EXERCISE INPUT:
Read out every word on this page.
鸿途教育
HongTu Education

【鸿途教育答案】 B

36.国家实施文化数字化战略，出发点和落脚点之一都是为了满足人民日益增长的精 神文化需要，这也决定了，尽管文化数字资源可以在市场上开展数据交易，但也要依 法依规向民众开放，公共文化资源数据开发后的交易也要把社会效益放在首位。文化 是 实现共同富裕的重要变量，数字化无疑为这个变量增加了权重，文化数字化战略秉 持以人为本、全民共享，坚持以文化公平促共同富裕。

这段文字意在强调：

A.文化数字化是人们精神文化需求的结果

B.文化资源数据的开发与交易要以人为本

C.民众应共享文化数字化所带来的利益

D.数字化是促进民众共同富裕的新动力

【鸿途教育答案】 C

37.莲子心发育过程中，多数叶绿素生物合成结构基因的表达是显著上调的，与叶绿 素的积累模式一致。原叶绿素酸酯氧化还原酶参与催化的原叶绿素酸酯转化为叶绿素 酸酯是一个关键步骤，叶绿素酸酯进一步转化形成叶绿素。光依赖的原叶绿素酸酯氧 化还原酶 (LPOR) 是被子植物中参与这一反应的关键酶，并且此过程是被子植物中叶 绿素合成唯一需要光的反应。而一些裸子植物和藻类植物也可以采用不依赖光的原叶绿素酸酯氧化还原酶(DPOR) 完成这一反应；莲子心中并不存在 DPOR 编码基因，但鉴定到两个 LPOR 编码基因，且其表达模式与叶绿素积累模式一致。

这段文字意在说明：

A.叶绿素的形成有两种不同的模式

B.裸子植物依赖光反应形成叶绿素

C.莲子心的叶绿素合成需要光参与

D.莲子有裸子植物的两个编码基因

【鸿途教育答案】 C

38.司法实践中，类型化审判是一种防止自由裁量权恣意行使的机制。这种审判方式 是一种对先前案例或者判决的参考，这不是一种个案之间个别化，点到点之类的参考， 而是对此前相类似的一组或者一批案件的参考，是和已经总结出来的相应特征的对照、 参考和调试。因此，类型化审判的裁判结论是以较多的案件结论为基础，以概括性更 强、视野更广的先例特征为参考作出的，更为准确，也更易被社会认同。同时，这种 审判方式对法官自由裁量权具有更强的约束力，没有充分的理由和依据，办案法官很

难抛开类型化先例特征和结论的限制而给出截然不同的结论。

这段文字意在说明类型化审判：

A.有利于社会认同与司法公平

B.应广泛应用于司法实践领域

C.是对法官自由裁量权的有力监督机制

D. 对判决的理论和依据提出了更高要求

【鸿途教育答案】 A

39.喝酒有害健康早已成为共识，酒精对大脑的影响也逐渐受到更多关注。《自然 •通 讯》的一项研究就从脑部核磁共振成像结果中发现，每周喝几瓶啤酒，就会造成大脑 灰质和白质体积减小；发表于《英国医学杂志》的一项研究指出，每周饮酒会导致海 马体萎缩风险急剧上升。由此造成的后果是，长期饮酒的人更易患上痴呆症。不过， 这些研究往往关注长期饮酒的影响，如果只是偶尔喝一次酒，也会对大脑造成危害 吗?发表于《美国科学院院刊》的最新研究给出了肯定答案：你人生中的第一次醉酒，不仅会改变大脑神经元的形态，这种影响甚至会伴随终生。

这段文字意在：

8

EXERCISE AIM: Print all the data exactly.

OUTPUT FOR THIS EXERCISE:
Read out every word on this page.
鸿途教育
HongTu Education

【鸿途教育答案】 B

36.国家实施文化数字化战略，出发点和落脚点之一都是为了满足人民日益增长的精 神文化需要，这也决定了，尽管文化数字资源可以在市场上开展数据交易，但也要依 法依规向民众开放，公共文化资源数据开发后的交易也要把社会效益放在首位。文化 是 实现共同富裕的重要变量，数字化无疑为这个变量增加了权重，文化数字化战略秉 持以人为本、全民共享，坚持以文化公平促共同富裕。

这段文字意在强调：

A.文化数字化是人们精神文化需求的结果

B.文化资源数据的开发与交易要以人为本

C.民众应共享文化数字化所带来的利益

D.数字化是促进民众共同富裕的新动力

【鸿途教育答案】 C

37.莲子心发育过程中，多数叶绿素生物合成结构基因的表达是显著上调的，与叶绿 素的积累模式一致。原叶绿素酸酯氧化还原酶参与催化的原叶绿素酸酯转化为叶绿素 酸酯是一个关键步骤，叶绿素酸酯进一步转化形成叶绿素。光依赖的原叶绿素酸酯氧 化还原酶 (LPOR) 是被子植物中参与这一反应的关键酶，并且此过程是被子植物中叶 绿素合成唯一需要光的反应。而一些裸子植物和藻类植物也可以采用不依赖光的原叶绿素酸酯氧化还原酶(DPOR) 完成这一反应；莲子心中并不存在 DPOR 编码基因，但鉴定到两个 LPOR 编码基因，且其表达模式与叶绿素积累模式一致。

这段文字意在说明：

A.叶绿素的形成有两种不同的模式

B.裸子植物依赖光反应形成叶绿素

C.莲子心的叶绿素合成需要光参与

D.莲子有裸子植物的两个编码基因

【鸿途教育答案】 C

38.司法实践中，类型化审判是一种防止自由裁量权恣意行使的机制。这种审判方式 是一种对先前案例或者判决的参考，这不是一种个案之间个别化，点到点之类的参考， 而是对此前相类似的一组或者一批案件的参考，是和已经总结出来的相应特征的对照、 参考和调试。因此，类型化审判的裁判结论是以较多的案件结论为基础，以概括性更 强、视野更广的先例特征为参考作出的，更为准确，也更易被社会认同。同时，这种 审判方式对法官自由裁量权具有更强的约束力，没有充分的理由和依据，办案法官很

难抛开类型化先例特征和结论的限制而给出截然不同的结论。

这段文字意在说明类型化审判：

A.有利于社会认同与司法公平

B.应广泛应用于司法实践领域

C.是对法官自由裁量权的有力监督机制

D. 对判决的理论和依据提出了更高要求

【鸿途教育答案】 A

39.喝酒有害健康早已成为共识，酒精对大脑的影响也逐渐受到更多关注。《自然 •通 讯》的一项研究就从脑部核磁共振成像结果中发现，每周喝几瓶啤酒，就会造成大脑 灰质和白质体积减小；发表于《英国医学杂志》的一项研究指出，每周饮酒会导致海 马体萎缩风险急剧上升。由此造成的后果是，长期饮酒的人更易患上痴呆症。不过， 这些研究往往关注长期饮酒的影响，如果只是偶尔喝一次酒，也会对大脑造成危害 吗?发表于《美国科学院院刊》的最新研究给出了肯定答案：你人生中的第一次醉酒，不仅会改变大脑神经元的形态，这种影响甚至会伴随终生。

这段文字意在：

8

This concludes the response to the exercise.